Problem description:
Each line that follows should be printed again exactly as it stands.

begin Records shown

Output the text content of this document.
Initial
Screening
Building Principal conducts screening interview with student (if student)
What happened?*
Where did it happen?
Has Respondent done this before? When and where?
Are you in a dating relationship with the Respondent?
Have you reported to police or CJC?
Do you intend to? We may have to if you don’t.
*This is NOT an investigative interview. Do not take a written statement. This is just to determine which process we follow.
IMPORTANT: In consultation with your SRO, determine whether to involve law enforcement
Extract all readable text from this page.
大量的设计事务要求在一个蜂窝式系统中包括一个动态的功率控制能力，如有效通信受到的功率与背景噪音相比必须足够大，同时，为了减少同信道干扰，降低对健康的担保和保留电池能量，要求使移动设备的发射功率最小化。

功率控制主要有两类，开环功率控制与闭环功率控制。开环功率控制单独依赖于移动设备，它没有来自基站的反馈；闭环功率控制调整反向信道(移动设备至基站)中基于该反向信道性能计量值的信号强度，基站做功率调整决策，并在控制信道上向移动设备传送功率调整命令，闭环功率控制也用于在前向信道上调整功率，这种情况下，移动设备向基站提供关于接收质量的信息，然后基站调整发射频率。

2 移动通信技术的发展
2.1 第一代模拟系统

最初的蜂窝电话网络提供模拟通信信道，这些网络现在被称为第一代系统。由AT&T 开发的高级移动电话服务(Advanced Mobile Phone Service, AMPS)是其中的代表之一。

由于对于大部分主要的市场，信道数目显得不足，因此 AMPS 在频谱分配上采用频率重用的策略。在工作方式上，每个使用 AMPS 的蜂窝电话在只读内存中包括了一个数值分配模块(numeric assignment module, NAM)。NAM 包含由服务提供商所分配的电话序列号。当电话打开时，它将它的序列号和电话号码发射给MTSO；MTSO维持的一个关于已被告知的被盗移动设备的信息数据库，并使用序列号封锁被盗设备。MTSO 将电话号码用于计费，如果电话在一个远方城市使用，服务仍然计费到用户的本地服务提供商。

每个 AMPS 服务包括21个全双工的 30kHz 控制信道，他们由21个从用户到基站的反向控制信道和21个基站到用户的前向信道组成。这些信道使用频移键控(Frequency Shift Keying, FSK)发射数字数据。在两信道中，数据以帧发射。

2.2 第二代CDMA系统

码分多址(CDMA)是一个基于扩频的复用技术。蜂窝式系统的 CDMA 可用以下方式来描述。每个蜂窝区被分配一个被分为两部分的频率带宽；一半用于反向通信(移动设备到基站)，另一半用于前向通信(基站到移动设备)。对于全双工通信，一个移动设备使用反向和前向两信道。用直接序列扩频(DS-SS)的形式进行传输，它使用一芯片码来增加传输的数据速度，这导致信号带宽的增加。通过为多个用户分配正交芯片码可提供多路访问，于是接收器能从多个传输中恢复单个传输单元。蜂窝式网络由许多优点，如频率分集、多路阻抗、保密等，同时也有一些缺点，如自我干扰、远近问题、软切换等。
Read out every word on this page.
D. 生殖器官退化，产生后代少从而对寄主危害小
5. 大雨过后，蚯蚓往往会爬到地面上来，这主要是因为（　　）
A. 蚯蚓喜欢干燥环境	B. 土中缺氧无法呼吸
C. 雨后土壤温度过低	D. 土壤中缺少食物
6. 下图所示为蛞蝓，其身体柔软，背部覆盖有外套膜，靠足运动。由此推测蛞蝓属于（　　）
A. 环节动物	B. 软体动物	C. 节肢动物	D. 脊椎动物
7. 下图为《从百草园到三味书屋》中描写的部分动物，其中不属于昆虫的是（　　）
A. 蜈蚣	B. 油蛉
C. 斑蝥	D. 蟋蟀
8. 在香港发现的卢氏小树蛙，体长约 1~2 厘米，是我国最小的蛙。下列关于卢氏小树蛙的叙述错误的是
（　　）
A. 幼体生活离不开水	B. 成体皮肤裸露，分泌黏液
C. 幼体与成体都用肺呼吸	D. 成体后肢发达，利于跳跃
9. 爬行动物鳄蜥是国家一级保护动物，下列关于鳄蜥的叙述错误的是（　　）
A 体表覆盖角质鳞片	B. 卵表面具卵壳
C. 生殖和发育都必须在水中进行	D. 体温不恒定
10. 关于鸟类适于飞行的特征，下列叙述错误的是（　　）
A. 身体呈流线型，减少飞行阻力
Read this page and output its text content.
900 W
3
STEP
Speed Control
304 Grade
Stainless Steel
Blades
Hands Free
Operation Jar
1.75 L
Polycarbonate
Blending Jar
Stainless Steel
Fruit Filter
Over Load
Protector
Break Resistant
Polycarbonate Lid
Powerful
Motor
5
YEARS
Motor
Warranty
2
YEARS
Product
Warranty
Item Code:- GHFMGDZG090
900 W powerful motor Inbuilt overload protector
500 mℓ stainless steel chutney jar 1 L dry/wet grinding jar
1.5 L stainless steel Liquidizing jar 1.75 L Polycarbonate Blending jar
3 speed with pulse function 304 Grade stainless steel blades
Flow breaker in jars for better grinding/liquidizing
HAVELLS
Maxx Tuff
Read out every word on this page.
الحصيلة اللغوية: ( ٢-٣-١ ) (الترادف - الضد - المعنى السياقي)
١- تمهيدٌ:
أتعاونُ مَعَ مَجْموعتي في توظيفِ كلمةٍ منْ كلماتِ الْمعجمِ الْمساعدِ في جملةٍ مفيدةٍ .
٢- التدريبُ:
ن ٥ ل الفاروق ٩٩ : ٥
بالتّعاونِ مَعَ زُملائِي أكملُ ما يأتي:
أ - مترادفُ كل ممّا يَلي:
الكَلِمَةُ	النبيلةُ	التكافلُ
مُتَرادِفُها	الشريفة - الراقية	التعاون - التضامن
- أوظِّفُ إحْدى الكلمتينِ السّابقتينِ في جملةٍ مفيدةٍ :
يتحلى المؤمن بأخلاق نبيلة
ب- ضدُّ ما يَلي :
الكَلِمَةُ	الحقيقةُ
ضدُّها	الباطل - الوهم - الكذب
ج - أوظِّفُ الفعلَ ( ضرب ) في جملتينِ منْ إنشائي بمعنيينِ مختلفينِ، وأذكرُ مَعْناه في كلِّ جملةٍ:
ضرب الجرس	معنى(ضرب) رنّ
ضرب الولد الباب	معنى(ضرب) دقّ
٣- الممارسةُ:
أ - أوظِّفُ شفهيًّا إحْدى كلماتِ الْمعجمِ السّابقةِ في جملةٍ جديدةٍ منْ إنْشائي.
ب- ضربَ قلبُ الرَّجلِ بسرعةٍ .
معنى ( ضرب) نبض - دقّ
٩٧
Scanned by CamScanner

end Records shown

Answer:
Output the text content of this document.
Initial
Screening
Building Principal conducts screening interview with student (if student)
What happened?*
Where did it happen?
Has Respondent done this before? When and where?
Are you in a dating relationship with the Respondent?
Have you reported to police or CJC?
Do you intend to? We may have to if you don’t.
*This is NOT an investigative interview. Do not take a written statement. This is just to determine which process we follow.
IMPORTANT: In consultation with your SRO, determine whether to involve law enforcement
Extract all readable text from this page.
大量的设计事务要求在一个蜂窝式系统中包括一个动态的功率控制能力，如有效通信受到的功率与背景噪音相比必须足够大，同时，为了减少同信道干扰，降低对健康的担保和保留电池能量，要求使移动设备的发射功率最小化。

功率控制主要有两类，开环功率控制与闭环功率控制。开环功率控制单独依赖于移动设备，它没有来自基站的反馈；闭环功率控制调整反向信道(移动设备至基站)中基于该反向信道性能计量值的信号强度，基站做功率调整决策，并在控制信道上向移动设备传送功率调整命令，闭环功率控制也用于在前向信道上调整功率，这种情况下，移动设备向基站提供关于接收质量的信息，然后基站调整发射频率。

2 移动通信技术的发展
2.1 第一代模拟系统

最初的蜂窝电话网络提供模拟通信信道，这些网络现在被称为第一代系统。由AT&T 开发的高级移动电话服务(Advanced Mobile Phone Service, AMPS)是其中的代表之一。

由于对于大部分主要的市场，信道数目显得不足，因此 AMPS 在频谱分配上采用频率重用的策略。在工作方式上，每个使用 AMPS 的蜂窝电话在只读内存中包括了一个数值分配模块(numeric assignment module, NAM)。NAM 包含由服务提供商所分配的电话序列号。当电话打开时，它将它的序列号和电话号码发射给MTSO；MTSO维持的一个关于已被告知的被盗移动设备的信息数据库，并使用序列号封锁被盗设备。MTSO 将电话号码用于计费，如果电话在一个远方城市使用，服务仍然计费到用户的本地服务提供商。

每个 AMPS 服务包括21个全双工的 30kHz 控制信道，他们由21个从用户到基站的反向控制信道和21个基站到用户的前向信道组成。这些信道使用频移键控(Frequency Shift Keying, FSK)发射数字数据。在两信道中，数据以帧发射。

2.2 第二代CDMA系统

码分多址(CDMA)是一个基于扩频的复用技术。蜂窝式系统的 CDMA 可用以下方式来描述。每个蜂窝区被分配一个被分为两部分的频率带宽；一半用于反向通信(移动设备到基站)，另一半用于前向通信(基站到移动设备)。对于全双工通信，一个移动设备使用反向和前向两信道。用直接序列扩频(DS-SS)的形式进行传输，它使用一芯片码来增加传输的数据速度，这导致信号带宽的增加。通过为多个用户分配正交芯片码可提供多路访问，于是接收器能从多个传输中恢复单个传输单元。蜂窝式网络由许多优点，如频率分集、多路阻抗、保密等，同时也有一些缺点，如自我干扰、远近问题、软切换等。
Read out every word on this page.
D. 生殖器官退化，产生后代少从而对寄主危害小
5. 大雨过后，蚯蚓往往会爬到地面上来，这主要是因为（　　）
A. 蚯蚓喜欢干燥环境	B. 土中缺氧无法呼吸
C. 雨后土壤温度过低	D. 土壤中缺少食物
6. 下图所示为蛞蝓，其身体柔软，背部覆盖有外套膜，靠足运动。由此推测蛞蝓属于（　　）
A. 环节动物	B. 软体动物	C. 节肢动物	D. 脊椎动物
7. 下图为《从百草园到三味书屋》中描写的部分动物，其中不属于昆虫的是（　　）
A. 蜈蚣	B. 油蛉
C. 斑蝥	D. 蟋蟀
8. 在香港发现的卢氏小树蛙，体长约 1~2 厘米，是我国最小的蛙。下列关于卢氏小树蛙的叙述错误的是
（　　）
A. 幼体生活离不开水	B. 成体皮肤裸露，分泌黏液
C. 幼体与成体都用肺呼吸	D. 成体后肢发达，利于跳跃
9. 爬行动物鳄蜥是国家一级保护动物，下列关于鳄蜥的叙述错误的是（　　）
A 体表覆盖角质鳞片	B. 卵表面具卵壳
C. 生殖和发育都必须在水中进行	D. 体温不恒定
10. 关于鸟类适于飞行的特征，下列叙述错误的是（　　）
A. 身体呈流线型，减少飞行阻力
Read this page and output its text content.
900 W
3
STEP
Speed Control
304 Grade
Stainless Steel
Blades
Hands Free
Operation Jar
1.75 L
Polycarbonate
Blending Jar
Stainless Steel
Fruit Filter
Over Load
Protector
Break Resistant
Polycarbonate Lid
Powerful
Motor
5
YEARS
Motor
Warranty
2
YEARS
Product
Warranty
Item Code:- GHFMGDZG090
900 W powerful motor Inbuilt overload protector
500 mℓ stainless steel chutney jar 1 L dry/wet grinding jar
1.5 L stainless steel Liquidizing jar 1.75 L Polycarbonate Blending jar
3 speed with pulse function 304 Grade stainless steel blades
Flow breaker in jars for better grinding/liquidizing
HAVELLS
Maxx Tuff
Read out every word on this page.
الحصيلة اللغوية: ( ٢-٣-١ ) (الترادف - الضد - المعنى السياقي)
١- تمهيدٌ:
أتعاونُ مَعَ مَجْموعتي في توظيفِ كلمةٍ منْ كلماتِ الْمعجمِ الْمساعدِ في جملةٍ مفيدةٍ .
٢- التدريبُ:
ن ٥ ل الفاروق ٩٩ : ٥
بالتّعاونِ مَعَ زُملائِي أكملُ ما يأتي:
أ - مترادفُ كل ممّا يَلي:
الكَلِمَةُ	النبيلةُ	التكافلُ
مُتَرادِفُها	الشريفة - الراقية	التعاون - التضامن
- أوظِّفُ إحْدى الكلمتينِ السّابقتينِ في جملةٍ مفيدةٍ :
يتحلى المؤمن بأخلاق نبيلة
ب- ضدُّ ما يَلي :
الكَلِمَةُ	الحقيقةُ
ضدُّها	الباطل - الوهم - الكذب
ج - أوظِّفُ الفعلَ ( ضرب ) في جملتينِ منْ إنشائي بمعنيينِ مختلفينِ، وأذكرُ مَعْناه في كلِّ جملةٍ:
ضرب الجرس	معنى(ضرب) رنّ
ضرب الولد الباب	معنى(ضرب) دقّ
٣- الممارسةُ:
أ - أوظِّفُ شفهيًّا إحْدى كلماتِ الْمعجمِ السّابقةِ في جملةٍ جديدةٍ منْ إنْشائي.
ب- ضربَ قلبُ الرَّجلِ بسرعةٍ .
معنى ( ضرب) نبض - دقّ
٩٧
Scanned by CamScanner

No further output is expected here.